Your task is to reproduce the entries below word for word.

>> BEGIN LISTED ENTRIES

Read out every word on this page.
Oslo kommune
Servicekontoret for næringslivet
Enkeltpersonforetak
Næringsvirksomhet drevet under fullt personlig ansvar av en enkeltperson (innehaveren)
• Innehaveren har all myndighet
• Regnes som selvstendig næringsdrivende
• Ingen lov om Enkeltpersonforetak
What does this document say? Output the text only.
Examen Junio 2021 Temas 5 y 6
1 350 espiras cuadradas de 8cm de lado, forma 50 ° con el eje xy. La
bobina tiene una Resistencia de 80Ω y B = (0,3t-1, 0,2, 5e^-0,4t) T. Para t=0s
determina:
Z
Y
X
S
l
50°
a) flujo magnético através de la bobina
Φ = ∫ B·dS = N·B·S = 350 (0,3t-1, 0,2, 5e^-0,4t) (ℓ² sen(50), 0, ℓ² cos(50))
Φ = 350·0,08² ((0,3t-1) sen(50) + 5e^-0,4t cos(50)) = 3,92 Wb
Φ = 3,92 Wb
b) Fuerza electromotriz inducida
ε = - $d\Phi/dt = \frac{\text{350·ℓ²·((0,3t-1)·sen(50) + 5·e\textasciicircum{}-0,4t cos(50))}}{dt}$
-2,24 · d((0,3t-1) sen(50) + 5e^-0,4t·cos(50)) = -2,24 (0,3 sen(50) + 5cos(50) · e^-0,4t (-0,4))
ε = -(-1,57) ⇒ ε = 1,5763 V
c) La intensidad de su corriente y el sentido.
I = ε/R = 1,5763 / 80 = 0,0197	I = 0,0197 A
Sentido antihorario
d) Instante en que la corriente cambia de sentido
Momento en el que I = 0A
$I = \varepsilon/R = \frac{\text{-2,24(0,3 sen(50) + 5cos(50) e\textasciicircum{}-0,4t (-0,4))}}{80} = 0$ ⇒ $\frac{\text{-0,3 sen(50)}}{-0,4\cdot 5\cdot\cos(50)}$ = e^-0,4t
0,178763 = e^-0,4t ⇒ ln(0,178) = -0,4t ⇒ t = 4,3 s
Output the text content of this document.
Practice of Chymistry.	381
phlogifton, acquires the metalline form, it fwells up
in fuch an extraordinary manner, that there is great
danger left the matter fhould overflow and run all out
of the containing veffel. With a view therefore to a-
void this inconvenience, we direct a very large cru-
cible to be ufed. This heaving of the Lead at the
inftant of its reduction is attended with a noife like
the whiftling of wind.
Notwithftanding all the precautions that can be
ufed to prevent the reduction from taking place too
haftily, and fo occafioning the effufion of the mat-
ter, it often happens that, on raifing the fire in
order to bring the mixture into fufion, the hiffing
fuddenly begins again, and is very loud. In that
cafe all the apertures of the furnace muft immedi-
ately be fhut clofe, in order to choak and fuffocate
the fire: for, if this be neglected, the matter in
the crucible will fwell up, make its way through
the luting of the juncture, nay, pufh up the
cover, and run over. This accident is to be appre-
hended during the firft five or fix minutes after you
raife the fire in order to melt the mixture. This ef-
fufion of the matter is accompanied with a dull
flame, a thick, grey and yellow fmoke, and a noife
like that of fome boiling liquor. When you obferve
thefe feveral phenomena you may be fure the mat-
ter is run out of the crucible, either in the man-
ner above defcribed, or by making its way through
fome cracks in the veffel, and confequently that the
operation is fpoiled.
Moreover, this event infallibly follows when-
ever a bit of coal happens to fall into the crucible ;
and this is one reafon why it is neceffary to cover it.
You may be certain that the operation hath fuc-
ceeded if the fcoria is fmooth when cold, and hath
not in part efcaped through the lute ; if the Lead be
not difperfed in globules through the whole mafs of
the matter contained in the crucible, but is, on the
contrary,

>> END LISTED ENTRIES

--- ANSWER IN FULL ---
Read out every word on this page.
Oslo kommune
Servicekontoret for næringslivet
Enkeltpersonforetak
Næringsvirksomhet drevet under fullt personlig ansvar av en enkeltperson (innehaveren)
• Innehaveren har all myndighet
• Regnes som selvstendig næringsdrivende
• Ingen lov om Enkeltpersonforetak
What does this document say? Output the text only.
Examen Junio 2021 Temas 5 y 6
1 350 espiras cuadradas de 8cm de lado, forma 50 ° con el eje xy. La
bobina tiene una Resistencia de 80Ω y B = (0,3t-1, 0,2, 5e^-0,4t) T. Para t=0s
determina:
Z
Y
X
S
l
50°
a) flujo magnético através de la bobina
Φ = ∫ B·dS = N·B·S = 350 (0,3t-1, 0,2, 5e^-0,4t) (ℓ² sen(50), 0, ℓ² cos(50))
Φ = 350·0,08² ((0,3t-1) sen(50) + 5e^-0,4t cos(50)) = 3,92 Wb
Φ = 3,92 Wb
b) Fuerza electromotriz inducida
ε = - $d\Phi/dt = \frac{\text{350·ℓ²·((0,3t-1)·sen(50) + 5·e\textasciicircum{}-0,4t cos(50))}}{dt}$
-2,24 · d((0,3t-1) sen(50) + 5e^-0,4t·cos(50)) = -2,24 (0,3 sen(50) + 5cos(50) · e^-0,4t (-0,4))
ε = -(-1,57) ⇒ ε = 1,5763 V
c) La intensidad de su corriente y el sentido.
I = ε/R = 1,5763 / 80 = 0,0197	I = 0,0197 A
Sentido antihorario
d) Instante en que la corriente cambia de sentido
Momento en el que I = 0A
$I = \varepsilon/R = \frac{\text{-2,24(0,3 sen(50) + 5cos(50) e\textasciicircum{}-0,4t (-0,4))}}{80} = 0$ ⇒ $\frac{\text{-0,3 sen(50)}}{-0,4\cdot 5\cdot\cos(50)}$ = e^-0,4t
0,178763 = e^-0,4t ⇒ ln(0,178) = -0,4t ⇒ t = 4,3 s
Output the text content of this document.
Practice of Chymistry.	381
phlogifton, acquires the metalline form, it fwells up
in fuch an extraordinary manner, that there is great
danger left the matter fhould overflow and run all out
of the containing veffel. With a view therefore to a-
void this inconvenience, we direct a very large cru-
cible to be ufed. This heaving of the Lead at the
inftant of its reduction is attended with a noife like
the whiftling of wind.
Notwithftanding all the precautions that can be
ufed to prevent the reduction from taking place too
haftily, and fo occafioning the effufion of the mat-
ter, it often happens that, on raifing the fire in
order to bring the mixture into fufion, the hiffing
fuddenly begins again, and is very loud. In that
cafe all the apertures of the furnace muft immedi-
ately be fhut clofe, in order to choak and fuffocate
the fire: for, if this be neglected, the matter in
the crucible will fwell up, make its way through
the luting of the juncture, nay, pufh up the
cover, and run over. This accident is to be appre-
hended during the firft five or fix minutes after you
raife the fire in order to melt the mixture. This ef-
fufion of the matter is accompanied with a dull
flame, a thick, grey and yellow fmoke, and a noife
like that of fome boiling liquor. When you obferve
thefe feveral phenomena you may be fure the mat-
ter is run out of the crucible, either in the man-
ner above defcribed, or by making its way through
fome cracks in the veffel, and confequently that the
operation is fpoiled.
Moreover, this event infallibly follows when-
ever a bit of coal happens to fall into the crucible ;
and this is one reafon why it is neceffary to cover it.
You may be certain that the operation hath fuc-
ceeded if the fcoria is fmooth when cold, and hath
not in part efcaped through the lute ; if the Lead be
not difperfed in globules through the whole mafs of
the matter contained in the crucible, but is, on the
contrary,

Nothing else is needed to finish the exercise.